#### Problem statement:
Examine the records and identify each line that includes the string "this". Copy those lines.

#### Material:
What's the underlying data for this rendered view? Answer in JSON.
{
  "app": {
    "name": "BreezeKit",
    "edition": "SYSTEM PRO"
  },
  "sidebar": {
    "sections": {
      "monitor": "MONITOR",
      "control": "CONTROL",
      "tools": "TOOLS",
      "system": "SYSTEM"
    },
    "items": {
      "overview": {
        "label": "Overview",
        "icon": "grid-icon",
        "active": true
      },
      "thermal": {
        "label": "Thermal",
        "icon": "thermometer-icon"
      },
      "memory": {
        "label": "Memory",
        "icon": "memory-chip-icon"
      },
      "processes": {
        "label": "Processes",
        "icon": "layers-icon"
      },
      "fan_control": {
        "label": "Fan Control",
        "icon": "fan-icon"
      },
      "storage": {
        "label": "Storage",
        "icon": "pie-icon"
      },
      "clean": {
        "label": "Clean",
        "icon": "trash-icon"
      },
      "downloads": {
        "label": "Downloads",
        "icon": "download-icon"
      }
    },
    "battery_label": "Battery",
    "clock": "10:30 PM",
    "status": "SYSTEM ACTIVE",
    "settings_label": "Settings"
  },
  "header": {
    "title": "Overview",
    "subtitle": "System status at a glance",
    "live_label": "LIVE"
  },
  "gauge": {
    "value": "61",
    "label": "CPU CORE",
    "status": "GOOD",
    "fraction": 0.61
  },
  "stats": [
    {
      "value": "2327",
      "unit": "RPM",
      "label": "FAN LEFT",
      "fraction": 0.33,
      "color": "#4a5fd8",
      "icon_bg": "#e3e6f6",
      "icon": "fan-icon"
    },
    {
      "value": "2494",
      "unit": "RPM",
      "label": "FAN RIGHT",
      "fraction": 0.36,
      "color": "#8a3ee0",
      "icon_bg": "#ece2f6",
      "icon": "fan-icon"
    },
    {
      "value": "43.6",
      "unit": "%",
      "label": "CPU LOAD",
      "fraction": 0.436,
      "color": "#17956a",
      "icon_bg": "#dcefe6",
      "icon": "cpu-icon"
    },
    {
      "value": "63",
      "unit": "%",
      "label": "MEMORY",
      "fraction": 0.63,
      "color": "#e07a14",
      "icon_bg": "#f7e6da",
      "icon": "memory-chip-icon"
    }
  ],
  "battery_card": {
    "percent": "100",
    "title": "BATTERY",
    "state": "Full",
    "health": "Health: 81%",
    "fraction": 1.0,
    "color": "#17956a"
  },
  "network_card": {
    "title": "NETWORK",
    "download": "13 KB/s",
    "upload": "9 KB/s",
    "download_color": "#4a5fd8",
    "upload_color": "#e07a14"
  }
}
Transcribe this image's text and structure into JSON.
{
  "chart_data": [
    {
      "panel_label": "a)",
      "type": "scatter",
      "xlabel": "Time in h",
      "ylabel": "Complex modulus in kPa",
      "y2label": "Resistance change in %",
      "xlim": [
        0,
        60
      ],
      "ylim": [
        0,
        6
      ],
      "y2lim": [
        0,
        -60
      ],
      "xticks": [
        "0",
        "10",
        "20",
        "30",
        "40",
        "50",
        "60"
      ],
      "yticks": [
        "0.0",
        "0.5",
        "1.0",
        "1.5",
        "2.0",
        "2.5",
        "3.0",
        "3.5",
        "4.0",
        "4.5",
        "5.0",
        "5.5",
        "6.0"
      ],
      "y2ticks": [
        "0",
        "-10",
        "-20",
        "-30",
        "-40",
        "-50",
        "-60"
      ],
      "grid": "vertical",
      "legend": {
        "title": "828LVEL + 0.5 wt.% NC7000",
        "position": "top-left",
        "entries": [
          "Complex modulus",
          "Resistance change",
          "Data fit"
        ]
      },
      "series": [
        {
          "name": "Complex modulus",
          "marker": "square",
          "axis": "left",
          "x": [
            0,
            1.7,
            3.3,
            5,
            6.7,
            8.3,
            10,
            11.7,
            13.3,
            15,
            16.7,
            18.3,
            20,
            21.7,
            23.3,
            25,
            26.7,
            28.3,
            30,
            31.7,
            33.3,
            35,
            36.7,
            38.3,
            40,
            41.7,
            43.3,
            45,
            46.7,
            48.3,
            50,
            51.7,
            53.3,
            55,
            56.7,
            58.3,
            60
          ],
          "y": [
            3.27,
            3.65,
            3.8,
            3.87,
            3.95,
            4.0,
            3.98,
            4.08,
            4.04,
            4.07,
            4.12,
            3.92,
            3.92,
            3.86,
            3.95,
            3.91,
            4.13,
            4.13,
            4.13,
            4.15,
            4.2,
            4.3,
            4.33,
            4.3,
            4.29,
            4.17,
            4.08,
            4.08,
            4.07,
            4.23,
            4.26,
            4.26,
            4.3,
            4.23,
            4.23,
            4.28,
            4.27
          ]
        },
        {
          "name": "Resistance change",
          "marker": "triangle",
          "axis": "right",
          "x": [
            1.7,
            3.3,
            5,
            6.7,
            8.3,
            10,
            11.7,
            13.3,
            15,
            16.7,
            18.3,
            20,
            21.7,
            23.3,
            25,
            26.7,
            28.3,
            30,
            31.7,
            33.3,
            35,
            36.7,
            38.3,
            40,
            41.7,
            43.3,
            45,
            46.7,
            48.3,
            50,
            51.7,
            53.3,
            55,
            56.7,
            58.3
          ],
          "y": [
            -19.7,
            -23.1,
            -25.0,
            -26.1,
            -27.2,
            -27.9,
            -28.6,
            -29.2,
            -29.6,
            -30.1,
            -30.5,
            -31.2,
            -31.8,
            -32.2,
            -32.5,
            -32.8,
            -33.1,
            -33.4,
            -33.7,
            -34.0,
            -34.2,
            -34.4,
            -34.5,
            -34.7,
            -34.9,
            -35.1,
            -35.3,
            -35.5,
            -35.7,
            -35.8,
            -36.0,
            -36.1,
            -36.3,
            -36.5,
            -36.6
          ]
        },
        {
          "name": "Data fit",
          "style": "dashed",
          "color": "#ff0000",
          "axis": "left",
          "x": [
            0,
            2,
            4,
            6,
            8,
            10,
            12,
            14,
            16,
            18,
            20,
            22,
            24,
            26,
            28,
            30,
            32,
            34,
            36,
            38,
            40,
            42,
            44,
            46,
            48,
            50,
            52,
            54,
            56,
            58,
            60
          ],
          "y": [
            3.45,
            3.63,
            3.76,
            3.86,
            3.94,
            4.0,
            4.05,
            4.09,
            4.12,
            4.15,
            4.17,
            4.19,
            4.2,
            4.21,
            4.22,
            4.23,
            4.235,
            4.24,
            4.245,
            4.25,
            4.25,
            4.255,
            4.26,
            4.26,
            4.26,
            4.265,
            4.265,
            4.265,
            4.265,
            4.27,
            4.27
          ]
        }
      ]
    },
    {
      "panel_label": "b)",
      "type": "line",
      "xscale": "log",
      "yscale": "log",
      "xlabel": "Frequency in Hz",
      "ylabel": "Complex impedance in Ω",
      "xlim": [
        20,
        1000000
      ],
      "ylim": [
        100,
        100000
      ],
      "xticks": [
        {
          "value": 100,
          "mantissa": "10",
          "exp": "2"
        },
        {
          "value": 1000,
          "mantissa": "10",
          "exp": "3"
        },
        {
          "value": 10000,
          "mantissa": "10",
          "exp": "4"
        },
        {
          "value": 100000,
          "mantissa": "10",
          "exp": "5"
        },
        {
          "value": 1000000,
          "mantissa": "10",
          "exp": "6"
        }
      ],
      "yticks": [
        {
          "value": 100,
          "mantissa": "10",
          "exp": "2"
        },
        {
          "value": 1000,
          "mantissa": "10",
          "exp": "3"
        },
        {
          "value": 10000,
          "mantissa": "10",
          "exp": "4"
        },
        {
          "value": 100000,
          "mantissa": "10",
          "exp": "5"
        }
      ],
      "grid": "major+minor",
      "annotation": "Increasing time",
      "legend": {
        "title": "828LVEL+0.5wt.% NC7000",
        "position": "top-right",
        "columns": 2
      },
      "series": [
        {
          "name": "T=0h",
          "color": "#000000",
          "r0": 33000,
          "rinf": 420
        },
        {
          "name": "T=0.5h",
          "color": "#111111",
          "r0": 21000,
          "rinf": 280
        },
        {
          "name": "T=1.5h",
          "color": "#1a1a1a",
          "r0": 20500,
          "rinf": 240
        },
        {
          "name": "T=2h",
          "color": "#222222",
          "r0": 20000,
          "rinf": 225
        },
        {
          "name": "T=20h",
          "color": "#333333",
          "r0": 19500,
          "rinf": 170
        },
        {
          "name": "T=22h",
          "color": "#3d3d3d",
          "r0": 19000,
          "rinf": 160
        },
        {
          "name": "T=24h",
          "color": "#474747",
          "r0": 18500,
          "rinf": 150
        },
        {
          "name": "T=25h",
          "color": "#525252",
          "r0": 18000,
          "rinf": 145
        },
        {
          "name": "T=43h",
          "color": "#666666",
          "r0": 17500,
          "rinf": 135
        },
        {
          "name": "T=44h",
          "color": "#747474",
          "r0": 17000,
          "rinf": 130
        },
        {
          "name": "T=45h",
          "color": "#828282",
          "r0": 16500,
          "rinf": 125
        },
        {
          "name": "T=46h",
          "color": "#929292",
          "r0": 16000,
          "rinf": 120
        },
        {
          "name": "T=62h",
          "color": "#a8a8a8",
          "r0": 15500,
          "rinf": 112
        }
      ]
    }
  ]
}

#### The reply:
What's the underlying data for this rendered view? Answer in JSON.
Transcribe this image's text and structure into JSON.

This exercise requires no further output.